-- START OF ENTRIES PROVIDED --

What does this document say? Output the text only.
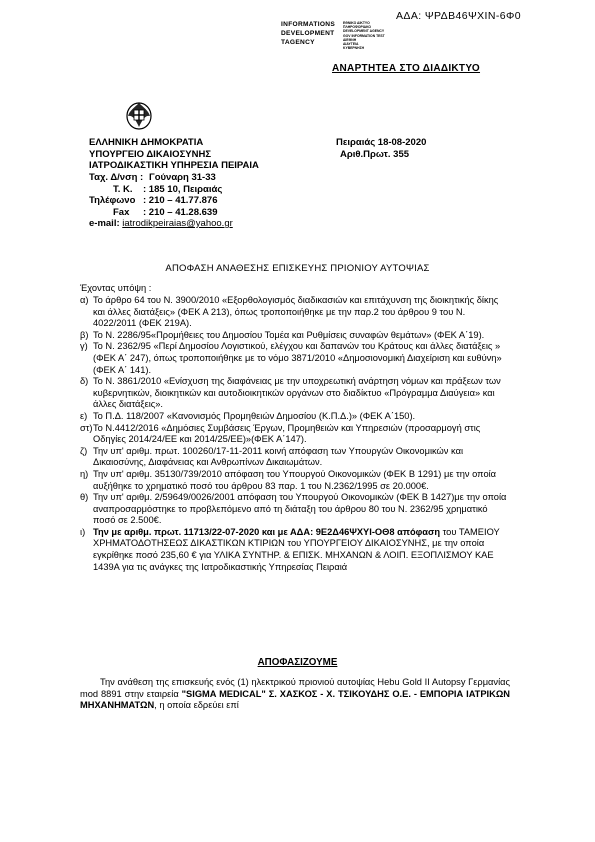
ΑΔΑ: ΨΡΔΒ46ΨΧΙΝ-6Φ0
INFORMATIONS
DEVELOPMENT
TAGENCY
ΕΘΝΙΚΟ ΔΙΚΤΥΟ
ΠΛΗΡΟΦΟΡΙΑΚΟ
DEVELOPMENT AGENCY
GOV INFORMATION TEST
ΔΙΕΘΝΗ
ΔΙΑΥΓΕΙΑ
ΚΥΒΕΡΝΗΣΗ
ΑΝΑΡΤΗΤΕΑ ΣΤΟ ΔΙΑΔΙΚΤΥΟ
ΕΛΛΗΝΙΚΗ ΔΗΜΟΚΡΑΤΙΑ
ΥΠΟΥΡΓΕΙΟ ΔΙΚΑΙΟΣΥΝΗΣ
ΙΑΤΡΟΔΙΚΑΣΤΙΚΗ ΥΠΗΡΕΣΙΑ ΠΕΙΡΑΙΑ
Πειραιάς 18-08-2020
Αριθ.Πρωτ. 355
Ταχ. Δ/νση : Γούναρη 31-33
Τ. Κ. : 185 10, Πειραιάς
Τηλέφωνο : 210 – 41.77.876
Fax : 210 – 41.28.639
e-mail: iatrodikpeiraias@yahoo.gr
ΑΠΟΦΑΣΗ ΑΝΑΘΕΣΗΣ ΕΠΙΣΚΕΥΗΣ ΠΡΙΟΝΙΟΥ ΑΥΤΟΨΙΑΣ
Έχοντας υπόψη :
α) Το άρθρο 64 του Ν. 3900/2010 «Εξορθολογισμός διαδικασιών και επιτάχυνση της διοικητικής δίκης και άλλες διατάξεις» (ΦΕΚ Α 213), όπως τροποποιήθηκε με την παρ.2 του άρθρου 9 του Ν. 4022/2011 (ΦΕΚ 219Α).
β) Το Ν. 2286/95«Προμήθειες του Δημοσίου Τομέα και Ρυθμίσεις συναφών θεμάτων» (ΦΕΚ Α΄19).
γ) Το Ν. 2362/95 «Περί Δημοσίου Λογιστικού, ελέγχου και δαπανών του Κράτους και άλλες διατάξεις » (ΦΕΚ Α΄ 247), όπως τροποποιήθηκε με το νόμο 3871/2010 «Δημοσιονομική Διαχείριση και ευθύνη» (ΦΕΚ Α΄ 141).
δ) Το Ν. 3861/2010 «Ενίσχυση της διαφάνειας με την υποχρεωτική ανάρτηση νόμων και πράξεων των κυβερνητικών, διοικητικών και αυτοδιοικητικών οργάνων στο διαδίκτυο «Πρόγραμμα Διαύγεια» και άλλες διατάξεις».
ε) Το Π.Δ. 118/2007 «Κανονισμός Προμηθειών Δημοσίου (Κ.Π.Δ.)» (ΦΕΚ Α΄150).
στ) Το Ν.4412/2016 «Δημόσιες Συμβάσεις Έργων, Προμηθειών και Υπηρεσιών (προσαρμογή στις Οδηγίες 2014/24/ΕΕ και 2014/25/ΕΕ)»(ΦΕΚ Α΄147).
ζ) Την υπ' αριθμ. πρωτ. 100260/17-11-2011 κοινή απόφαση των Υπουργών Οικονομικών και Δικαιοσύνης, Διαφάνειας και Ανθρωπίνων Δικαιωμάτων.
η) Την υπ' αριθμ. 35130/739/2010 απόφαση του Υπουργού Οικονομικών (ΦΕΚ Β 1291) με την οποία αυξήθηκε το χρηματικό ποσό του άρθρου 83 παρ. 1 του Ν.2362/1995 σε 20.000€.
θ) Την υπ' αριθμ. 2/59649/0026/2001 απόφαση του Υπουργού Οικονομικών (ΦΕΚ Β 1427)με την οποία αναπροσαρμόστηκε το προβλεπόμενο από τη διάταξη του άρθρου 80 του Ν. 2362/95 χρηματικό ποσό σε 2.500€.
ι) Την με αριθμ. πρωτ. 11713/22-07-2020 και με ΑΔΑ: 9Ε2Δ46ΨΧΥΙ-ΟΘ8 απόφαση του ΤΑΜΕΙΟΥ ΧΡΗΜΑΤΟΔΟΤΗΣΕΩΣ ΔΙΚΑΣΤΙΚΩΝ ΚΤΙΡΙΩΝ του ΥΠΟΥΡΓΕΙΟΥ ΔΙΚΑΙΟΣΥΝΗΣ, με την οποία εγκρίθηκε ποσό 235,60 € για ΥΛΙΚΑ ΣΥΝΤΗΡ. & ΕΠΙΣΚ. ΜΗΧΑΝΩΝ & ΛΟΙΠ. ΕΞΟΠΛΙΣΜΟΥ ΚΑΕ 1439Α για τις ανάγκες της Ιατροδικαστικής Υπηρεσίας Πειραιά
ΑΠΟΦΑΣΙΖΟΥΜΕ
Την ανάθεση της επισκευής ενός (1) ηλεκτρικού πριονιού αυτοψίας Hebu Gold II Autopsy Γερμανίας mod 8891 στην εταιρεία "SIGMA MEDICAL" Σ. ΧΑΣΚΟΣ - Χ. ΤΣΙΚΟΥΔΗΣ Ο.Ε. - ΕΜΠΟΡΙΑ ΙΑΤΡΙΚΩΝ ΜΗΧΑΝΗΜΑΤΩΝ, η οποία εδρεύει επί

-- END OF ENTRIES PROVIDED --

| TASK |
Find each line holding the word "διατάξεις" and copy it.

| RESULT OF THE EXERCISE |
α) Το άρθρο 64 του Ν. 3900/2010 «Εξορθολογισμός διαδικασιών και επιτάχυνση της διοικητικής δίκης και άλλες διατάξεις» (ΦΕΚ Α 213), όπως τροποποιήθηκε με την παρ.2 του άρθρου 9 του Ν. 4022/2011 (ΦΕΚ 219Α).
γ) Το Ν. 2362/95 «Περί Δημοσίου Λογιστικού, ελέγχου και δαπανών του Κράτους και άλλες διατάξεις » (ΦΕΚ Α΄ 247), όπως τροποποιήθηκε με το νόμο 3871/2010 «Δημοσιονομική Διαχείριση και ευθύνη» (ΦΕΚ Α΄ 141).
δ) Το Ν. 3861/2010 «Ενίσχυση της διαφάνειας με την υποχρεωτική ανάρτηση νόμων και πράξεων των κυβερνητικών, διοικητικών και αυτοδιοικητικών οργάνων στο διαδίκτυο «Πρόγραμμα Διαύγεια» και άλλες διατάξεις».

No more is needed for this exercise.